Texto fornecido

A intuição de Antonio Gramsci precisa ser atualizada: a velha ordem morreu, e a nova ordem está um passo mais perto de nascer
17/10/2013
Pepe Escobar,
Asia Times Online
É
isso. A China decidiu que “basta!” Tirou as luvas (diplomáticas). É
hora de construir um mundo “des-americanizado”. É hora de “uma nova
moeda internacional de reserva” substituir o dólar estadunidense.
Está tudo lá, escrito, em editorial da rede Xinhua,
saído diretamente da boca do dragão. E ainda estamos em 2013. Apertem
os cintos – especialmente as elites em Washington. Haverá fortes
turbulências.
Longe vão os dias de Deng Xiaoping de “manter-se discreto”. O editorial de Xinhua
mostra, em formato sintético, a gota d’água que fez transbordar o copo
do dragão: o recente ‘trancamento’ (shutdown) nos EUA. Depois da crise
financeira provocada por Wall Street, depois da guerra do Iraque, um
mundo “desentendido”, não só a China, quer mudança.
Esse parágrafo não poderia ser mais explícito:
“Sobretudo,
em vez de honrar seus deveres como potência liderante responsável, uma
Washington interessada só em si mesma abusa de seu status de
superpotência e gera caos ainda mais profundo no planeta, disseminando
riscos financeiros para todo o mundo, instigando tensões regionais e
disputas territoriais, e guerreando guerras ilegítimas, sob o manto de
deslavadas mentiras.”
A solução, para Pequim, é
“des-americanizar” a atual equação geopolítica – a começar por dar voz
mais ativa no FMI e no Banco Mundial a economias emergentes e ao mundo
em desenvolvimento, o que deve levar à “criação de uma nova moeda
internacional de reserva, a ser criada para substituir o dólar
estadunidense hoje dominante”.
Observe-se que
Pequim não advoga a sumária extinção do sistema de Bretton Woods – não,
pelo menos, já; quer, isso sim, mais poder para decidir. Parece
razoável, se se considera que a China tem peso apenas ligeiramente
superior ao da Itália, no FMI. A “reforma” do FMI – ou coisa parecida –
está em andamento desde 2010, mas Washington, como seria de esperar,
vetou todas as alterações substanciais, até agora.

Registros do conjunto de dados de layout:
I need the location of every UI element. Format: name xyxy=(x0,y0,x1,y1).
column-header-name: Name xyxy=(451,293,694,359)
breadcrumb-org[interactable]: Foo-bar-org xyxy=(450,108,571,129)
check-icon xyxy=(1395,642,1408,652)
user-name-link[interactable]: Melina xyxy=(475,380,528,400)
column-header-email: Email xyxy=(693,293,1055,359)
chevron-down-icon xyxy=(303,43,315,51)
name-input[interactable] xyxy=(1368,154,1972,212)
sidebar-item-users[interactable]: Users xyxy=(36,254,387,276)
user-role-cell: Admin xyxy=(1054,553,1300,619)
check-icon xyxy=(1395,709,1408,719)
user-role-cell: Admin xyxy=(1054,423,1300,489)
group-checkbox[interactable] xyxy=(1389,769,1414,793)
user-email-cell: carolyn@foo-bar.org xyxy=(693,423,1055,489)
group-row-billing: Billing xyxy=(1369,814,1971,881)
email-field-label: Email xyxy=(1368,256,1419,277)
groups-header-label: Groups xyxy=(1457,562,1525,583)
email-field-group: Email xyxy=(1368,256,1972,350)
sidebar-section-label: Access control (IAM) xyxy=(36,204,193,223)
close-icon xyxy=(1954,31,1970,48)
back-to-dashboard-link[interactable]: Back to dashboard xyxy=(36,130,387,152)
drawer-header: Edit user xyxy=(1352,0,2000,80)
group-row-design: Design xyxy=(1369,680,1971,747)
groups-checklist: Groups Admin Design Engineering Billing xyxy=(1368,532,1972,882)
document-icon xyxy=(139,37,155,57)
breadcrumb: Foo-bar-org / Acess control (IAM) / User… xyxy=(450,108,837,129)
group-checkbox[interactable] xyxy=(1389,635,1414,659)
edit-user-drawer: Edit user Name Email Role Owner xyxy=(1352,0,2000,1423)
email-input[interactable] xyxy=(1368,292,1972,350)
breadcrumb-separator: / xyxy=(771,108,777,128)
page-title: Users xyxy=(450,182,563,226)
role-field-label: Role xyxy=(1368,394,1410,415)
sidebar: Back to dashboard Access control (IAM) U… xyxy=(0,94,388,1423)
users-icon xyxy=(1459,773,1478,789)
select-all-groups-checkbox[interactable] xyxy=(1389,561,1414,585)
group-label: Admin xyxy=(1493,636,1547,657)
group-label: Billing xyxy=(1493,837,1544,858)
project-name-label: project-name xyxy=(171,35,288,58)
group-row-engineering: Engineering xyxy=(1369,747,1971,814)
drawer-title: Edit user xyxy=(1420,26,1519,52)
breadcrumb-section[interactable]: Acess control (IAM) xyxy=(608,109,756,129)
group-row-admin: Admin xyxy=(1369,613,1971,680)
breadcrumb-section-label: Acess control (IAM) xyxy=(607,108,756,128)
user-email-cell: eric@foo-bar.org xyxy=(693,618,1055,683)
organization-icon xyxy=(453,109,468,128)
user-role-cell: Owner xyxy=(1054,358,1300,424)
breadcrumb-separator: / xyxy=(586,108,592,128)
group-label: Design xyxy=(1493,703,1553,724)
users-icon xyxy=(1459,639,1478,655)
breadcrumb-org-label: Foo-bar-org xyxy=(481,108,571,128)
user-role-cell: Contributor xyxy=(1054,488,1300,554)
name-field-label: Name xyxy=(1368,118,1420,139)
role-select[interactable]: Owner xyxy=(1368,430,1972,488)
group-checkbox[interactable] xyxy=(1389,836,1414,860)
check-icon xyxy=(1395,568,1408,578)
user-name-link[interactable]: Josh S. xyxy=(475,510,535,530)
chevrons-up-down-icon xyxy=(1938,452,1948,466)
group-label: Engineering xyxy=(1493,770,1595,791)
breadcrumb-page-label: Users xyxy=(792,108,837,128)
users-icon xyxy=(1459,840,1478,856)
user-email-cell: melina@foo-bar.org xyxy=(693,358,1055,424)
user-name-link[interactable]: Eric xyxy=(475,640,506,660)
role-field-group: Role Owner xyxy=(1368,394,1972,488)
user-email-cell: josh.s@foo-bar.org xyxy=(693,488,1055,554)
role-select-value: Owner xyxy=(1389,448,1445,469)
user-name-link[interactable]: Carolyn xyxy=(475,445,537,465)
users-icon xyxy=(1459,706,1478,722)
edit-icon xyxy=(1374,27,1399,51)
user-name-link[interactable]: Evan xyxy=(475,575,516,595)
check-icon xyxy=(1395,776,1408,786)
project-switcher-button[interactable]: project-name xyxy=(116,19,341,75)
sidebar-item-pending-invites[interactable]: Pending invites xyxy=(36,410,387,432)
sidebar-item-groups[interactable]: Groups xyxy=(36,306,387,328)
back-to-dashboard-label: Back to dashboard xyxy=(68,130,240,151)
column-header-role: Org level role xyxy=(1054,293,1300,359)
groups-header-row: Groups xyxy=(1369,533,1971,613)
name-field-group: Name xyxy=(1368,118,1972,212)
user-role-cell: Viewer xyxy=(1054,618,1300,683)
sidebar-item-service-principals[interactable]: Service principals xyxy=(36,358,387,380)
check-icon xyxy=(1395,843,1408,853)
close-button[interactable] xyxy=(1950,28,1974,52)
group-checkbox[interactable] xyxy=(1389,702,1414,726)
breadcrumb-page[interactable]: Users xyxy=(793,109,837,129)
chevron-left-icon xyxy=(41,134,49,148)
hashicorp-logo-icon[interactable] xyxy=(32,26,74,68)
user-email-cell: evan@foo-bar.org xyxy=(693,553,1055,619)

O que produzir
Escreva a continuação do artigo sobre o editorial da Xinhua que defende um mundo “des-americanizado”, começando logo após a última frase apresentada.

Resposta final
Quanto
ao movimento para afastar-se do dólar estadunidense, também já está em
andamento, com graus variados de velocidade, especialmente no que diga
respeito ao comércio entre os países BRICS, as potências emergentes
(Brasil, Rússia, Índia, China e África do Sul), que já está sendo feito,
hoje, predominantemente, nas respectivas moedas. O dólar estadunidense
está lentamente, mas firmemente, sendo substituído por uma cesta de
moedas.
A “des-Americanização” também já está em
curso. Considere-se, por exemplo, a ofensiva de charme dos chineses pelo
Sudeste Asiático, que está acentuadamente começando a inclinar-se na
direção de mais ação com principal parceiro econômico daqueles países, a
China. O presidente Xi Jinping da China, fechou vários negócios com a
Indonésia, a Malásia e também com a Austrália, apenas umas poucas
semanas depois de ter fechado outros vários negócios com os ‘-stões’ da
Ásia Central.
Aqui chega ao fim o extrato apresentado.